**CONSIGNE 1:**
D'après l'article sur les pilotes de ligne face à la crise, pourquoi Jonathan Prieur juge-t-il faible le salaire de son CDD chez Tui ? Répondez en une à trois phrases.
**CONSIGNE 2:**
Dans quel pays vit Jonathan Prieur, selon l'article sur les pilotes de ligne face à la crise ?
**CONSIGNE 3:**
Reprenez l'article sur les pilotes de ligne face à la crise à la suite de sa dernière phrase et poursuivez-le.

**PASSAGE CITÉ:**
════════

Initiative : Deux Héraultais créent un réseau social pour aider les pilotes dans la crise

Les compagnies recrutent en direct ; mais il y a peut-être 100 000 pilotes sans travail. Pour une annonce, il y a des milliers de candidats..."dit Jonathan Prieur, pilote de ligne et cofondateur d'Avionlinx. Ph. DR.

Créée par deux pilotes, Aviationlinx est une plate-forme dont la vocation est d’aider les personnels navigants jusqu’à retrouver un cockpit. Elle n’en est qu’à ses balbutiements mais elle peut répondre à un réel besoin : 100 000 pilotes ont été brutalement débarqués en 2020 à cause de la pandémie qui a déjà coûté 120 milliards de dollars au transport aérien.

Depuis un an, pour piloter leur vie professionnelle, les pilotes de ligne ont été contraints de laisser tomber le pilotage automatique de leur carrière. Déshabitués soudainement de cette vie toute tracée, par la force des choses, ils tentent depuis de tenir fermement le manche de leur vie, jadis prestigieuse pour tous, comme Dis-Leur vous l’a expliqué. C’est le cas de Jonathan Prieur, 44 ans.

Ce natif d’Aix-en-Provence, qui a grandi à Montpellier, est un globe-trotter. Il vit en Lettonie – sa femme est Lettone – et vient de décrocher, depuis Bruxelles, un CDD de quatre mois auprès de la compagnie de charters Tui “en acceptant de diviser mon salaire par trois, à 3 500 € mensuels. Ce qui est peu vu les responsabilités à assumer et les heures de simulateur, entre autres, qu’il faut payer et qui sont assez chères pour pouvoir rester au niveau…”

“Je me sens rouillé et même quand je revole à raison de cinq à six vols par mois, je fais attention. Tout le monde est rouillé…”

Jonathan Prieur, pilote

Heureusement que ce pilote chevronné a l’habitude de voyager et que son réseau professionnel est important : frappé de plein fouet par la crise sanitaire qui a cloué l’aviation mondiale au sol pendant des mois entiers, ce commandant de bord a dû gérer dans l’urgence une carrière qui aurait pu aller au crash.

════════

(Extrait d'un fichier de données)
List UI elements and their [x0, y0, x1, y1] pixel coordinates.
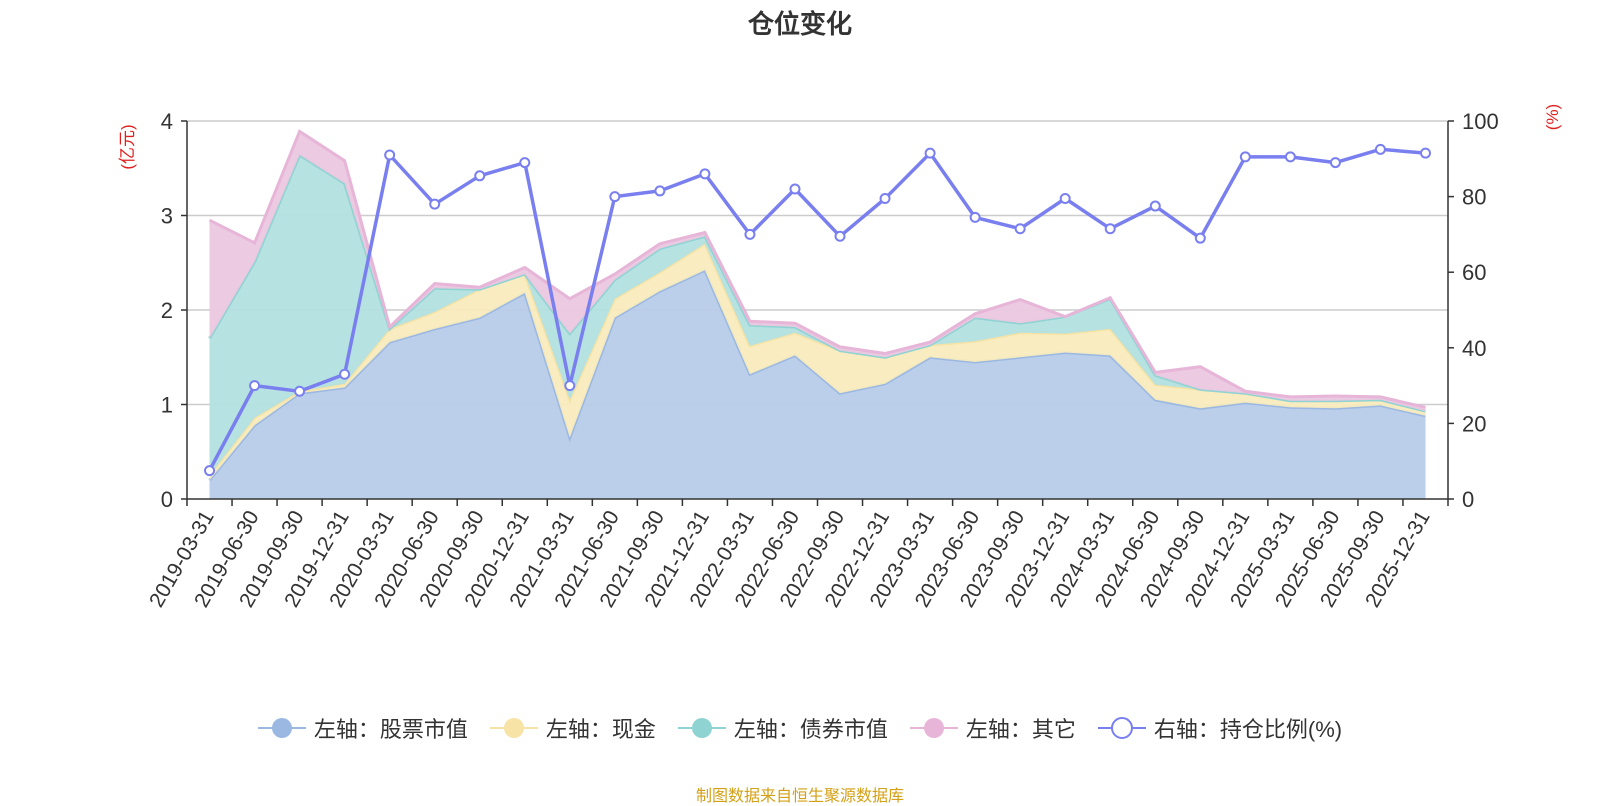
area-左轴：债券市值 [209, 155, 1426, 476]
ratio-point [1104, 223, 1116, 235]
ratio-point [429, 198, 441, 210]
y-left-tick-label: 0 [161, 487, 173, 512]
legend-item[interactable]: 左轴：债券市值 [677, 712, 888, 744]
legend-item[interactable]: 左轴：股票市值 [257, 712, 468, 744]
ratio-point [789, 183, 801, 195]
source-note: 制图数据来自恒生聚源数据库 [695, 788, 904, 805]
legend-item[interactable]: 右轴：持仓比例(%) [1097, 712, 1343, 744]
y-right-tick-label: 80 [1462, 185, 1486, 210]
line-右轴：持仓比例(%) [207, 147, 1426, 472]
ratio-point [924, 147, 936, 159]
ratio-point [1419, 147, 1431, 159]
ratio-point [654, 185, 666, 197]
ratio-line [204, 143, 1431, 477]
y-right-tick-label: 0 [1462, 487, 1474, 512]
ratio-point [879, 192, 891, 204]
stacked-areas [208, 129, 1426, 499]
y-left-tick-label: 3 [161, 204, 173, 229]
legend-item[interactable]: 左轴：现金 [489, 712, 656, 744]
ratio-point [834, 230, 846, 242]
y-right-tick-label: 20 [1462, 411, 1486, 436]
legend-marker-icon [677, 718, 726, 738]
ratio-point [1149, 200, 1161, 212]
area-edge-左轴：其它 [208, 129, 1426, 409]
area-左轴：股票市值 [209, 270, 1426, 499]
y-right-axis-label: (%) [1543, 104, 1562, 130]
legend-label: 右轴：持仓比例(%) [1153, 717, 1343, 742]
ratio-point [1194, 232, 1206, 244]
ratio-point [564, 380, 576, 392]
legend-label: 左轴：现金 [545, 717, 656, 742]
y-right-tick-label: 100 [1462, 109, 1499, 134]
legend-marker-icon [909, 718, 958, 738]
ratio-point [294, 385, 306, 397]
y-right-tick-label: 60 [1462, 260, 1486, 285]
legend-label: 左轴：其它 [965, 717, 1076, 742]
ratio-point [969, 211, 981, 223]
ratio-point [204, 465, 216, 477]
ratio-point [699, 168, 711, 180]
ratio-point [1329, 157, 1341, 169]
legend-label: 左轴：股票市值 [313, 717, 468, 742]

════════

**RÉPONSE 1:**
Il estime que 3 500 € par mois, c'est peu au regard des responsabilités à assumer. Il doit aussi payer, entre autres, des heures de simulateur assez chères pour pouvoir rester au niveau.

**RÉPONSE 2:**
Il vit en Lettonie.

**RÉPONSE 3:**
Alors même qu’il cumule déjà plus de 10 000 heures de vol, “je me sens rouillé et même quand je revole à raison de cinq à six vols par mois, je fais attention. Les automatismes ne sont pas les mêmes. Tout le monde est rouillé : le personnel au sol est rouillé parce qu’il n’a pas travaillé pendant un an ; les gens de la tour de contrôle sont, eux aussi, rouillés parce qu’ils n’ont plus ni la même intensité ni le même volume de travail. Ni le même stress. C’est toute l’industrie aérienne qui marche au ralenti. Mais on est responsable. Je dis à mon copilote de me surveiller davantage.”

Embauché puis remercié…

Jonathan précise : “J’étais pilote sur Boeing pour l’une des compagnies qui a le plus souffert de cette crise, Norwegian, et qui a réussi à survivre au prix de coupes drastiques. Passant de 150 avions à 50 qui volent encore et de 2 800 à 400 pilotes encore dans la boîte. Il faut multiplier par quatre l’hécatombe pour les personnels de cabine. Je pilotais des Boeing 737 moyens courriers depuis Malaga en Espagne, principalement pour l’Europe du Nord, la Scandinavie notamment.” Jusqu’à ce que la crise oblige les compagnies à licencier massivement.

Ph. O.SC.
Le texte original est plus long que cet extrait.